* _Data section_
━━━━━━━━━━

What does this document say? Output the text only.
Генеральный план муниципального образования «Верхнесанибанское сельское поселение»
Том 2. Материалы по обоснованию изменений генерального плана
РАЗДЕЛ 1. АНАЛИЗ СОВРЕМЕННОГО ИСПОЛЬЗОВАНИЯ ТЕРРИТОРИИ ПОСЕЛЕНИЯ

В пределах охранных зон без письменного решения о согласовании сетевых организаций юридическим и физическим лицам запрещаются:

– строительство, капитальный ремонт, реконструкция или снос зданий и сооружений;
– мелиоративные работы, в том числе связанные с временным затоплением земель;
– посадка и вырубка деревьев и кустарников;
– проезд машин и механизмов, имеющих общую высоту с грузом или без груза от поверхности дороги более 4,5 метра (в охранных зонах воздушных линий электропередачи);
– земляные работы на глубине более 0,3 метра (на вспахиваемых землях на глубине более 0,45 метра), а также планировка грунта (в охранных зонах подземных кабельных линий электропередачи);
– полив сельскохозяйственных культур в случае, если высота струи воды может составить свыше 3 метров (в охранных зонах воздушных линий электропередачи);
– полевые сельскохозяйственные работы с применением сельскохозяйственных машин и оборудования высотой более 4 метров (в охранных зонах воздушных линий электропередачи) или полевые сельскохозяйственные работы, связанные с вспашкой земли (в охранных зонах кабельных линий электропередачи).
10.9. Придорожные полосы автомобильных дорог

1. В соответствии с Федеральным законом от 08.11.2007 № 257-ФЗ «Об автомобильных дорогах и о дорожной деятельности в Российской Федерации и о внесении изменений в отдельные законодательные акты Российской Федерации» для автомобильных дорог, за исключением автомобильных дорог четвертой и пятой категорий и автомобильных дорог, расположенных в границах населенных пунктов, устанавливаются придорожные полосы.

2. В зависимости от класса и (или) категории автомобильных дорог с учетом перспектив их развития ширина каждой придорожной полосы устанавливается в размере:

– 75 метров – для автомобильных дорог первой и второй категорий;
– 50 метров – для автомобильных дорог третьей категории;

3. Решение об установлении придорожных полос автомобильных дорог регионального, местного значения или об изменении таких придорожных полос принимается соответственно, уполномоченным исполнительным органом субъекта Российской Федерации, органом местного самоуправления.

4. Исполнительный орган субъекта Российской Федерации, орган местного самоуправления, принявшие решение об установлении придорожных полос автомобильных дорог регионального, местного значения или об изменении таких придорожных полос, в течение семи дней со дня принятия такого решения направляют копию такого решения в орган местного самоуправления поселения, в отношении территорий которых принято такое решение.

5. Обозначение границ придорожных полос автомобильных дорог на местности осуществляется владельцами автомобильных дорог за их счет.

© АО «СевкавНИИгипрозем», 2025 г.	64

━━━━━━━━━━

* _Work instructions_
Go through the listing above and restate it word for word.

* _Result for this task_
What does this document say? Output the text only.
Генеральный план муниципального образования «Верхнесанибанское сельское поселение»
Том 2. Материалы по обоснованию изменений генерального плана
РАЗДЕЛ 1. АНАЛИЗ СОВРЕМЕННОГО ИСПОЛЬЗОВАНИЯ ТЕРРИТОРИИ ПОСЕЛЕНИЯ

В пределах охранных зон без письменного решения о согласовании сетевых организаций юридическим и физическим лицам запрещаются:

– строительство, капитальный ремонт, реконструкция или снос зданий и сооружений;
– мелиоративные работы, в том числе связанные с временным затоплением земель;
– посадка и вырубка деревьев и кустарников;
– проезд машин и механизмов, имеющих общую высоту с грузом или без груза от поверхности дороги более 4,5 метра (в охранных зонах воздушных линий электропередачи);
– земляные работы на глубине более 0,3 метра (на вспахиваемых землях на глубине более 0,45 метра), а также планировка грунта (в охранных зонах подземных кабельных линий электропередачи);
– полив сельскохозяйственных культур в случае, если высота струи воды может составить свыше 3 метров (в охранных зонах воздушных линий электропередачи);
– полевые сельскохозяйственные работы с применением сельскохозяйственных машин и оборудования высотой более 4 метров (в охранных зонах воздушных линий электропередачи) или полевые сельскохозяйственные работы, связанные с вспашкой земли (в охранных зонах кабельных линий электропередачи).
10.9. Придорожные полосы автомобильных дорог

1. В соответствии с Федеральным законом от 08.11.2007 № 257-ФЗ «Об автомобильных дорогах и о дорожной деятельности в Российской Федерации и о внесении изменений в отдельные законодательные акты Российской Федерации» для автомобильных дорог, за исключением автомобильных дорог четвертой и пятой категорий и автомобильных дорог, расположенных в границах населенных пунктов, устанавливаются придорожные полосы.

2. В зависимости от класса и (или) категории автомобильных дорог с учетом перспектив их развития ширина каждой придорожной полосы устанавливается в размере:

– 75 метров – для автомобильных дорог первой и второй категорий;
– 50 метров – для автомобильных дорог третьей категории;

3. Решение об установлении придорожных полос автомобильных дорог регионального, местного значения или об изменении таких придорожных полос принимается соответственно, уполномоченным исполнительным органом субъекта Российской Федерации, органом местного самоуправления.

4. Исполнительный орган субъекта Российской Федерации, орган местного самоуправления, принявшие решение об установлении придорожных полос автомобильных дорог регионального, местного значения или об изменении таких придорожных полос, в течение семи дней со дня принятия такого решения направляют копию такого решения в орган местного самоуправления поселения, в отношении территорий которых принято такое решение.

5. Обозначение границ придорожных полос автомобильных дорог на местности осуществляется владельцами автомобильных дорог за их счет.

© АО «СевкавНИИгипрозем», 2025 г.	64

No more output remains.